Os Meninos da Camorra visitam hoje a Festa do Cinema Italiano

(Fotos: Divulgação)

“Não queria fazer o spin-off de ‘Gomorra’, mas falar sobre a perda da inocência. Não queria fazer um filme sobre Nápoles ou fazer um retrato sociológico simples. Tudo é construído sobre o jogo e guerra, não surpreendentemente, o filme começa com o roubo de uma árvore de Natal, só que essas crianças eventualmente entram num mundo onde não podem voltar atrás.”. Esta foram as palavras de Claudio Giovannesi em fevereiro na Berlinale sobre o seu La Paranza Dei Bambini (Piranhas- Os Meninos da Camorra), uma adaptação da obra ficcional de Roberto Saviano.

O filme é hoje exibido – pelas 21h30 – na Festa do Cinema Italiano em Lisboa na presença do seu realizador. Brevemente irá chegar às salas portuguesas.

Registos guardados:
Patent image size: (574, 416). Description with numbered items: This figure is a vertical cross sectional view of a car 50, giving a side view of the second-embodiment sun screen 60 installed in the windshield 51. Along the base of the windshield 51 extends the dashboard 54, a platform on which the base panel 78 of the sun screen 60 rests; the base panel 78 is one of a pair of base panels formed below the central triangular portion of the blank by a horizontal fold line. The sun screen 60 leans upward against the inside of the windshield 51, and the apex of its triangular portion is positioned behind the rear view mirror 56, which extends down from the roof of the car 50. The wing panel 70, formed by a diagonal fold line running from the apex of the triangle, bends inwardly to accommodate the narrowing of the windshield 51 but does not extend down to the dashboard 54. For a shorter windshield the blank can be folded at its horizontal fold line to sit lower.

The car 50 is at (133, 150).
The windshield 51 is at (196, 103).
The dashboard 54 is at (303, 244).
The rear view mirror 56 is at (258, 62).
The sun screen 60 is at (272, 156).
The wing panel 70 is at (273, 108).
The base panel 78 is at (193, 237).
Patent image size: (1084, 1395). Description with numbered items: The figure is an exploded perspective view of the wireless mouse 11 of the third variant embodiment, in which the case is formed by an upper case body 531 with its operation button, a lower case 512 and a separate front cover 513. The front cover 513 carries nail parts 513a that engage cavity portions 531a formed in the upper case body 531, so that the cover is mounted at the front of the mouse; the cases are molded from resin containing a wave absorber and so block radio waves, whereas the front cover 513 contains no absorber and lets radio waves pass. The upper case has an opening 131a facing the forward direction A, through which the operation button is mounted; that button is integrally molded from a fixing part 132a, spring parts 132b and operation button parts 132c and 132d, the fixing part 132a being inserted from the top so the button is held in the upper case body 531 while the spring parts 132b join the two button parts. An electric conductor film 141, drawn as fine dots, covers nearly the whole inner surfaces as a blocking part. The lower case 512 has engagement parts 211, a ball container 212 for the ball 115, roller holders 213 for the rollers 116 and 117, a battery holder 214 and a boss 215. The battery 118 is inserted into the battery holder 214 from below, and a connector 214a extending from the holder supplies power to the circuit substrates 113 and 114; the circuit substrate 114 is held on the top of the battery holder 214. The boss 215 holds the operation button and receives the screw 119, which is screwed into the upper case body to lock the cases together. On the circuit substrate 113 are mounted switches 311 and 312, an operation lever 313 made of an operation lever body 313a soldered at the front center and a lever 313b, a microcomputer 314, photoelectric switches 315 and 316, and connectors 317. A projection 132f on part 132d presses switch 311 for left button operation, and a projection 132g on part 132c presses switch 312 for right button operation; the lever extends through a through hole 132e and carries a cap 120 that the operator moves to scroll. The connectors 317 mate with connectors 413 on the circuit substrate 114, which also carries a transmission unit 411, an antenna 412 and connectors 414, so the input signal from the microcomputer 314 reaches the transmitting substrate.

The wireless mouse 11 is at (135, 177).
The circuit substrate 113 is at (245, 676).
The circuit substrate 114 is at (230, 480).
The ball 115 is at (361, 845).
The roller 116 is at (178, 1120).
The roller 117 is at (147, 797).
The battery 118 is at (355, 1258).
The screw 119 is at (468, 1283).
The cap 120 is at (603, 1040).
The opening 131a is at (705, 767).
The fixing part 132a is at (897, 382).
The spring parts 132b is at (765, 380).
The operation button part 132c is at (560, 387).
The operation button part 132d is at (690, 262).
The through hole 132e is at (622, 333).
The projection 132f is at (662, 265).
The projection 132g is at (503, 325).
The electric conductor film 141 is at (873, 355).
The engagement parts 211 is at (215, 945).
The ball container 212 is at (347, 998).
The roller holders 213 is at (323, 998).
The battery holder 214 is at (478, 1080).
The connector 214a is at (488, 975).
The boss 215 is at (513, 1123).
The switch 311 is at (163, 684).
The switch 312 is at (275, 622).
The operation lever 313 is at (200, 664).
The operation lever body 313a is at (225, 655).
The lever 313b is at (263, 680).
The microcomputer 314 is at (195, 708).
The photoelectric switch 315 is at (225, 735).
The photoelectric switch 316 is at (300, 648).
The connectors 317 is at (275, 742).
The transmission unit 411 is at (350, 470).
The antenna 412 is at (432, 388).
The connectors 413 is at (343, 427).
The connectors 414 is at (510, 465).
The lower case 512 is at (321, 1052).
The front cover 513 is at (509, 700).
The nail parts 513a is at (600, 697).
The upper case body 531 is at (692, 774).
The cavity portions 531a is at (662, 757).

A TAREFA
Retoma a notícia sobre a exibição de Piranhas – Os Meninos da Camorra na Festa do Cinema Italiano, escrevendo a partir da sua última frase.

RESULTADO
Especificamente, na fita seguimos Nicola e o seu grupo de amigos, os quais formam uma irmandade de adolescentes de 15 anos que vive no bairro tipicamente napolitano de Sanità. Rodeados de máfia e crime, este grupo sabe que a única forma de conseguirem dinheiro, poder e a influência que invejam é entrar nesse mundo, por isso – após um assalto fracassado – aceitam trabalhar para a Camorra. Mas a ambição vai levá-los a quererem ser donos do seu bairro e rapidamente embarcam num plano de conquista que colocará a vida de todos em perigo.

“A Camorra é a única estrutura que aceita pessoas muito jovens no seu topo. No entanto, para esses “paranzini”, crianças criminosas que se tornaram comuns em muitos países do mundo (da Albânia ao Brasil), há uma expetativa de vida igual à da Idade Média, mas isso não parece ser um problema , frisou o cineasta em Berlim, onde a obra arrecadaria o prémio de melhor argumento.